Work instructions: List each line of the data that holds the string "Gorgens", please.

Material provided:
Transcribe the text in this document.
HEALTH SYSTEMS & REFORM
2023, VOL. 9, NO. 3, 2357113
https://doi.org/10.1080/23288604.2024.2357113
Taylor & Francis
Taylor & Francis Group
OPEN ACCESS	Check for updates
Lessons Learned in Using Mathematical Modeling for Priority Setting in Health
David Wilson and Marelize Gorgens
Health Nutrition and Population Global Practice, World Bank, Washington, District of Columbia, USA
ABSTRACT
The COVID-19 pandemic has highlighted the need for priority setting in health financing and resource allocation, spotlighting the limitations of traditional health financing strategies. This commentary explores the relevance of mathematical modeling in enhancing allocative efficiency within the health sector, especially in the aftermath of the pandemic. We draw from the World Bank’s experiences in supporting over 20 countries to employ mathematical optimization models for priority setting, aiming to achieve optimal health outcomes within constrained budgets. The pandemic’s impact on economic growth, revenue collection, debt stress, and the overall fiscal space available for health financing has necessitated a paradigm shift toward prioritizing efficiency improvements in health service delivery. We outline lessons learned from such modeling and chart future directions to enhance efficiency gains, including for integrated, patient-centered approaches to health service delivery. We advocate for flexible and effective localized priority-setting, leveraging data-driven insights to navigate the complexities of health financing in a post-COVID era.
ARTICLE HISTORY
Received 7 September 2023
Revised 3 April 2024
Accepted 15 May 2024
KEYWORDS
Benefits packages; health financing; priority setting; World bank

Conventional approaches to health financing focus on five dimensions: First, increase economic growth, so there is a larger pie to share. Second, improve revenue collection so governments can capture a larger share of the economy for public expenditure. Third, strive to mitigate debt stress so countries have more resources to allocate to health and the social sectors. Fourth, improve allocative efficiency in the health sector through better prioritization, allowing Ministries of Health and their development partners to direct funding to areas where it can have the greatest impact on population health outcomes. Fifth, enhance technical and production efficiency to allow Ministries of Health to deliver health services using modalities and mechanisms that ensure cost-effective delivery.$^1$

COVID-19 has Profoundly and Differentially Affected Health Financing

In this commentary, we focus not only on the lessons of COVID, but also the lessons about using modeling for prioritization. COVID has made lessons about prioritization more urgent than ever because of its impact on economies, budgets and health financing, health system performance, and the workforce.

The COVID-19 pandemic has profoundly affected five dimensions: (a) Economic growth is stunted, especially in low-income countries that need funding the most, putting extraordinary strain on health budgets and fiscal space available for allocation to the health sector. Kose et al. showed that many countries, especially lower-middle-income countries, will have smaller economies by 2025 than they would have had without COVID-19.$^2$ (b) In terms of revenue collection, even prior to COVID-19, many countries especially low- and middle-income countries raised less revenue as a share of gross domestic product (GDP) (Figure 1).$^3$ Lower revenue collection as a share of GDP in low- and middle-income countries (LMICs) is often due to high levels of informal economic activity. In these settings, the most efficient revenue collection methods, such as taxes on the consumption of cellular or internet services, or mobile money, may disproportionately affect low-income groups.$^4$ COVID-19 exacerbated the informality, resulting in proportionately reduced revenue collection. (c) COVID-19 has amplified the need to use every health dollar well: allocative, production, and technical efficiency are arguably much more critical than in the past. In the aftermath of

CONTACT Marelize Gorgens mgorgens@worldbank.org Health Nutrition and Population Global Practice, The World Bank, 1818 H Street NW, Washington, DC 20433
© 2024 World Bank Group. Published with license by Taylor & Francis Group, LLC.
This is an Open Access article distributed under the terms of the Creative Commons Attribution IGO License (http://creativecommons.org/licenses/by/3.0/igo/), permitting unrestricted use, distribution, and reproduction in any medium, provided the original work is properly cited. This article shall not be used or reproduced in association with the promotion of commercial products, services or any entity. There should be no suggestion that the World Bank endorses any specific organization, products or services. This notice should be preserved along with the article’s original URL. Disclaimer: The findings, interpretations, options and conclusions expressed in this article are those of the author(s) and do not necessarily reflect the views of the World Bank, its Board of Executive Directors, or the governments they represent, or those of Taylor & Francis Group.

Final result:
David Wilson and Marelize Gorgens
CONTACT Marelize Gorgens mgorgens@worldbank.org Health Nutrition and Population Global Practice, The World Bank, 1818 H Street NW, Washington, DC 20433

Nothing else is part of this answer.